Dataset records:
++++++++

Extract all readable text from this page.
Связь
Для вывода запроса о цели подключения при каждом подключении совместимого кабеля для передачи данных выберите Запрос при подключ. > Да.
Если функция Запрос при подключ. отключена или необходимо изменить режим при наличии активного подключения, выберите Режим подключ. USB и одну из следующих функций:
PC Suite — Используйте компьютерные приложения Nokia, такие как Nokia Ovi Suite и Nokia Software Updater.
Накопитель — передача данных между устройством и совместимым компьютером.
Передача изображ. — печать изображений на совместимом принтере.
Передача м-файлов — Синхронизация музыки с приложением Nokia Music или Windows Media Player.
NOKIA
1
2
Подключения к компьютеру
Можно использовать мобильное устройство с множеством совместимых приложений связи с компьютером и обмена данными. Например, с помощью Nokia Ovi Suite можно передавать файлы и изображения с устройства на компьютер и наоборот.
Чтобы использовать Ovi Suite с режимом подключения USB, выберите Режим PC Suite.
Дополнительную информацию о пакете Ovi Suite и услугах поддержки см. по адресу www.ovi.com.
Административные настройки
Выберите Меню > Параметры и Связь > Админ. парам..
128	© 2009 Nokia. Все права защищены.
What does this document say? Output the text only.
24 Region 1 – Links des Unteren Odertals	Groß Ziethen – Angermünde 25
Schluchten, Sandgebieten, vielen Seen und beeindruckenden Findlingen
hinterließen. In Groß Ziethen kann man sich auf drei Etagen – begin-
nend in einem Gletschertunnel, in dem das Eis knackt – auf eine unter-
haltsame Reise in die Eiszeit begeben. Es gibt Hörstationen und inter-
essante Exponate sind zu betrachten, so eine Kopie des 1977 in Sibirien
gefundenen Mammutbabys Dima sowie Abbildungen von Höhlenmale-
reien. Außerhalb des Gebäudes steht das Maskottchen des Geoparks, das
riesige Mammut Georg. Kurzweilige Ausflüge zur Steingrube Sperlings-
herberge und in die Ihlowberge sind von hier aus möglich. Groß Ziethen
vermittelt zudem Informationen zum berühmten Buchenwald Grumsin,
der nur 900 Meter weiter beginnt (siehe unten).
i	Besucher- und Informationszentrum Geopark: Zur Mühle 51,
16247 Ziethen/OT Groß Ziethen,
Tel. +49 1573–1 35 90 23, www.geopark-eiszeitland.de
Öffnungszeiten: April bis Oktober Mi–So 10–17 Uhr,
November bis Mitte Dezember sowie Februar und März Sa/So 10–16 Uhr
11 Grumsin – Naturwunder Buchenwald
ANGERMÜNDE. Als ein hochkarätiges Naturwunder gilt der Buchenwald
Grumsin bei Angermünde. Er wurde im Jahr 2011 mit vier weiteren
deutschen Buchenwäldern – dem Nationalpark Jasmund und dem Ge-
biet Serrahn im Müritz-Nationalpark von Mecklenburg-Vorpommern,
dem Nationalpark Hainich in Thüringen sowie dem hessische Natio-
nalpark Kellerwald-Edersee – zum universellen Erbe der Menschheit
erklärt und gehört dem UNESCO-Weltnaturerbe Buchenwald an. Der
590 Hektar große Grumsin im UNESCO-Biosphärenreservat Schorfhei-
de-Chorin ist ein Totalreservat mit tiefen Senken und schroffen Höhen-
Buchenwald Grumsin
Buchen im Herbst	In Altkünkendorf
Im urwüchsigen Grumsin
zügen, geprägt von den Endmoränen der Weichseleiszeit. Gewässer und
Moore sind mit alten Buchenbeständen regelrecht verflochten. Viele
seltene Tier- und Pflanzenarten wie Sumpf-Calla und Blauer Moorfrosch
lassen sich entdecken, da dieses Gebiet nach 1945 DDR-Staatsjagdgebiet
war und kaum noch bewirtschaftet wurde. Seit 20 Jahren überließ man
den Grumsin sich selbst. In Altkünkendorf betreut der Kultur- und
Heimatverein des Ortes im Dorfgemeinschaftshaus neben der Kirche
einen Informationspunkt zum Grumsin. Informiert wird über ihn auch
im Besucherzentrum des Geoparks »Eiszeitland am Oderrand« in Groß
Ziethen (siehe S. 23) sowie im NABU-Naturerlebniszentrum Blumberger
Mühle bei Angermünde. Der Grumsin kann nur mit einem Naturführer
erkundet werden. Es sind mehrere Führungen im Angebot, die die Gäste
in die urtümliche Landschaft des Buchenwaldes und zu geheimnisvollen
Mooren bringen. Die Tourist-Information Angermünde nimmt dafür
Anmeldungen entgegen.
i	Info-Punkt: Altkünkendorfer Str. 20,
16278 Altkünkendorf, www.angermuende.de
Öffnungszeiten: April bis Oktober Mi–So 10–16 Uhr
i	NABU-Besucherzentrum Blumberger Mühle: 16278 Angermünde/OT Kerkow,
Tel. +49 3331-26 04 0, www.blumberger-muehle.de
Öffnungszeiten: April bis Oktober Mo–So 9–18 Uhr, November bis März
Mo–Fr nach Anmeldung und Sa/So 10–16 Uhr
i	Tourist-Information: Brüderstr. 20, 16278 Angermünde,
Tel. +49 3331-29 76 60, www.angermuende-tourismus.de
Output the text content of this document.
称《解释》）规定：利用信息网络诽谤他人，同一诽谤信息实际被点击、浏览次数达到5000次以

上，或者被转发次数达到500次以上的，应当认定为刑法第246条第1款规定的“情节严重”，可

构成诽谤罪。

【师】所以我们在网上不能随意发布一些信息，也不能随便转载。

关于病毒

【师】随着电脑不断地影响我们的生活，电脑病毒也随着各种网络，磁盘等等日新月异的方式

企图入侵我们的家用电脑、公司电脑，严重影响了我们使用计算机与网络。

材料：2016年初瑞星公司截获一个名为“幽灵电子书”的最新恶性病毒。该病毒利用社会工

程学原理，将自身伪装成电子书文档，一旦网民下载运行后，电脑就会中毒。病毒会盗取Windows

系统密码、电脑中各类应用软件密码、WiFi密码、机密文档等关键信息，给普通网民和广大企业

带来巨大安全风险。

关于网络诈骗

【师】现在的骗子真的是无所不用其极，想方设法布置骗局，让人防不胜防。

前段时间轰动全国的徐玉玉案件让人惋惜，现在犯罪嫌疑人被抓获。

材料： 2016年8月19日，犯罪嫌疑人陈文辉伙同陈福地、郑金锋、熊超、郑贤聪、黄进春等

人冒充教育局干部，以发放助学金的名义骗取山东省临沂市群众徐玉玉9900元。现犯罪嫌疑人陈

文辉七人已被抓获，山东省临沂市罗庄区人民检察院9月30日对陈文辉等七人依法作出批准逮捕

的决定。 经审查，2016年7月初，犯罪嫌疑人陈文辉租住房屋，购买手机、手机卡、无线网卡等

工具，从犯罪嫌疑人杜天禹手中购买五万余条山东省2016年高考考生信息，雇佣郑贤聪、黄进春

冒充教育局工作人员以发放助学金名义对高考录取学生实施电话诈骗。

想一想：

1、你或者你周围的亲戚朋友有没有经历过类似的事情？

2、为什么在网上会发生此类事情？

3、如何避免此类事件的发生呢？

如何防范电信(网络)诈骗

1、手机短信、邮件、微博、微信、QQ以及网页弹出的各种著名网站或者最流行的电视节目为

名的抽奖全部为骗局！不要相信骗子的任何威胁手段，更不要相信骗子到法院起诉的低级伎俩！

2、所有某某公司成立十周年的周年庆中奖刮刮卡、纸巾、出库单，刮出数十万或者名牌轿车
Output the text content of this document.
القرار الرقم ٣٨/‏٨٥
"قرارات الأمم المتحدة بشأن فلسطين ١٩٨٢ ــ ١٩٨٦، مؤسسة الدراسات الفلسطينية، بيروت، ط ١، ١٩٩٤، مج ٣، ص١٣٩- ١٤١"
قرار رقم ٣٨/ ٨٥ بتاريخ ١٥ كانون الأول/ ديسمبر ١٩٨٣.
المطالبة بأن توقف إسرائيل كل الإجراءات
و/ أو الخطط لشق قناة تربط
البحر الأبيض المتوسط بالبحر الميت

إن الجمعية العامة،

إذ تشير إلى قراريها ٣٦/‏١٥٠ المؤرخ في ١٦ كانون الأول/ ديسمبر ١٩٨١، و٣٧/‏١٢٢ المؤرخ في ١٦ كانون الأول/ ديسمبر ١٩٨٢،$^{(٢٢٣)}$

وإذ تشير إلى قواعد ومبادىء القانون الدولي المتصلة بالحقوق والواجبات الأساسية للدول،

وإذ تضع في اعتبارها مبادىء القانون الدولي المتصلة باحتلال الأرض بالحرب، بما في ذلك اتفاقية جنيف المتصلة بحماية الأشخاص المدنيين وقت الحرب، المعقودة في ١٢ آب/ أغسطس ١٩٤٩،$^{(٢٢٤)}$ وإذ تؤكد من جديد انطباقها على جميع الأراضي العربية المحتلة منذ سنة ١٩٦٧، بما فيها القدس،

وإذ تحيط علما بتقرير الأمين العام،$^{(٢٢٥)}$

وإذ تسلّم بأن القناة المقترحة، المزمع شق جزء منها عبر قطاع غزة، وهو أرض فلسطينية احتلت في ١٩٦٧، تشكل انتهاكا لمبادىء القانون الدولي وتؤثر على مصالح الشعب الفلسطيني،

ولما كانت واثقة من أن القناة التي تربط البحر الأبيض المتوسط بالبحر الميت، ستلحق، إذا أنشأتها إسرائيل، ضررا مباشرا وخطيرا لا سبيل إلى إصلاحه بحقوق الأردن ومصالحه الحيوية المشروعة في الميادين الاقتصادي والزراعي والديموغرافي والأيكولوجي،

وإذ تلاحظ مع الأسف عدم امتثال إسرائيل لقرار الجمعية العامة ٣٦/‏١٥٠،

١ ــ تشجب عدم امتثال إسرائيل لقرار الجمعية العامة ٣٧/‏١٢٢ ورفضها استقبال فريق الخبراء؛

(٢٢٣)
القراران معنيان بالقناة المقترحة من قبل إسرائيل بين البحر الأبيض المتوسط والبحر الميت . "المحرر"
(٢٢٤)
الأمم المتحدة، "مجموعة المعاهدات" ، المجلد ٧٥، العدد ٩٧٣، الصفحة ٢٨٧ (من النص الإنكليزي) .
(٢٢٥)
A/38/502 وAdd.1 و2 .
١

++++++++

TASK: Copy every line of the records above that contains "Oktober".

RESULT OF THIS EXERCISE:
Öffnungszeiten: April bis Oktober Mi–So 10–17 Uhr,
Öffnungszeiten: April bis Oktober Mi–So 10–16 Uhr
Öffnungszeiten: April bis Oktober Mo–So 9–18 Uhr, November bis März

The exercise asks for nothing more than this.